| PROVIDED RECORDS |
* * * * *
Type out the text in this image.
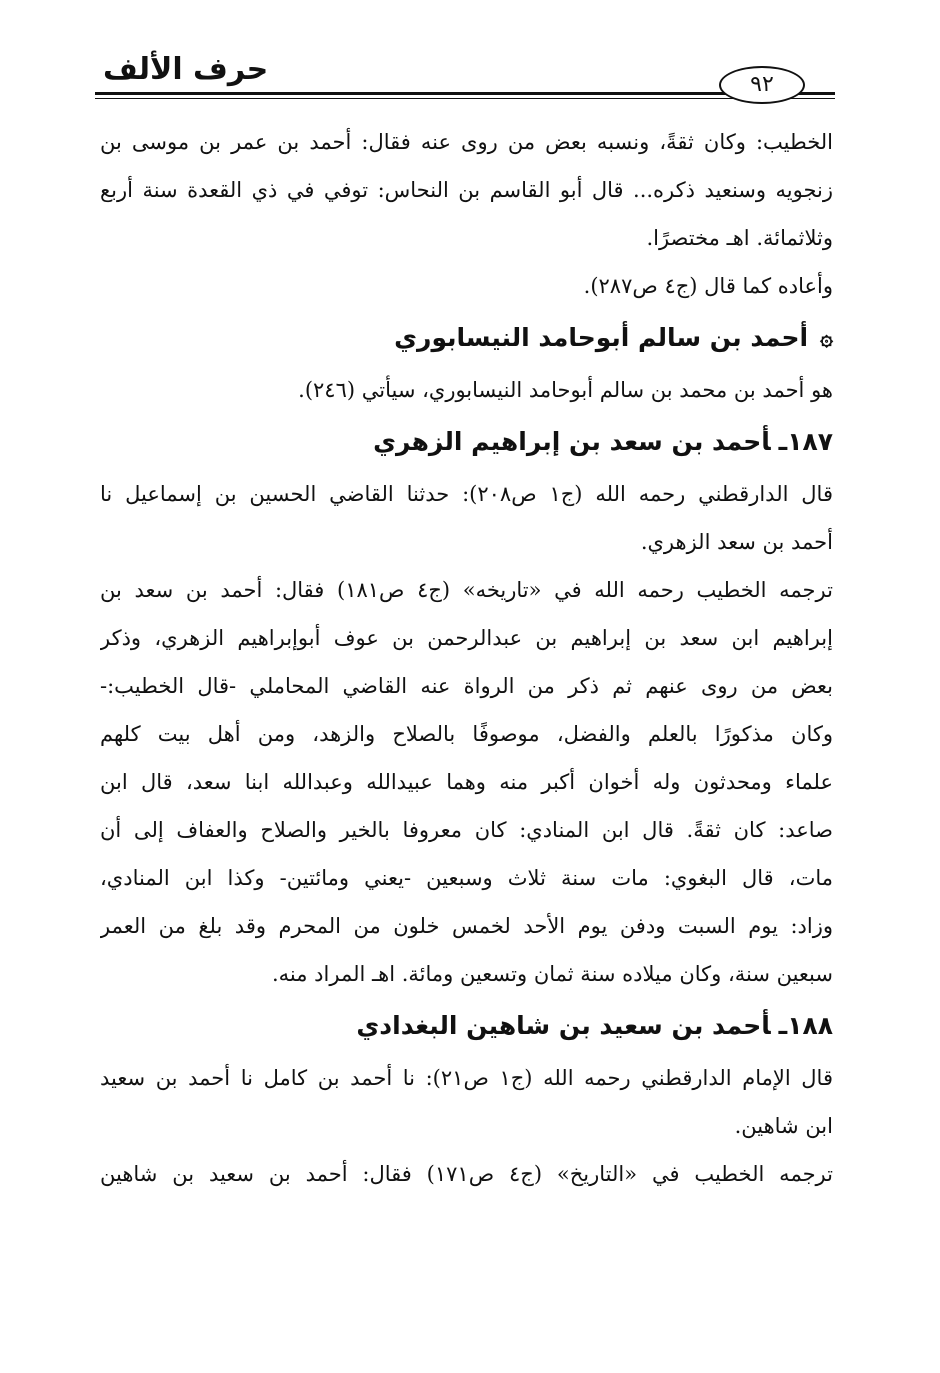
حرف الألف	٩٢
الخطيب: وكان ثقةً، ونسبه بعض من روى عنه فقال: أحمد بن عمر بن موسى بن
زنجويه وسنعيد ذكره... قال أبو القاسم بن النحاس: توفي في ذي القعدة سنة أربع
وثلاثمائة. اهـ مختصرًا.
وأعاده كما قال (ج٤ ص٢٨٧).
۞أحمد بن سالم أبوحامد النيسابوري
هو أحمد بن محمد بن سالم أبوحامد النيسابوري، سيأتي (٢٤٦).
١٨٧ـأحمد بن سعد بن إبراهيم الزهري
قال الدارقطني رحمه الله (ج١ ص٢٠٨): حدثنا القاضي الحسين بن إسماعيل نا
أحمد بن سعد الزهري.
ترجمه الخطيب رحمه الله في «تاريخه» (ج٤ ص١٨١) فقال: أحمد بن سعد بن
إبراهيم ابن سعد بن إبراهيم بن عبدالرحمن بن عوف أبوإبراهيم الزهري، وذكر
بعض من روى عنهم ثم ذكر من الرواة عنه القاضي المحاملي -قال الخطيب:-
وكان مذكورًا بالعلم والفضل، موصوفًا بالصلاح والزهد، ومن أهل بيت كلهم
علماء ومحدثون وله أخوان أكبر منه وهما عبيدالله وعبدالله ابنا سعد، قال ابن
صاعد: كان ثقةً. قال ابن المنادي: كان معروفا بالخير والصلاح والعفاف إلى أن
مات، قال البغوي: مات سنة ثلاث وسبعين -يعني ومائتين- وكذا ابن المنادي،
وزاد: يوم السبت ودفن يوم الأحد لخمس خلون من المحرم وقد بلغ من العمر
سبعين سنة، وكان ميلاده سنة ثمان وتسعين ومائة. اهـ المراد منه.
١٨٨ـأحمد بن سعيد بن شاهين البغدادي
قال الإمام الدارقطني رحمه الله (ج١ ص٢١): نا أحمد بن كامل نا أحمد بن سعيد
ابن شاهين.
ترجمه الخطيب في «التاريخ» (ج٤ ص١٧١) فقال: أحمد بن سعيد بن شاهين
* * * * *
| WRITTEN EXERCISE |
Give the number of lines above that hold the word "فقال", and nothing more.

| TASK OUTPUT |
3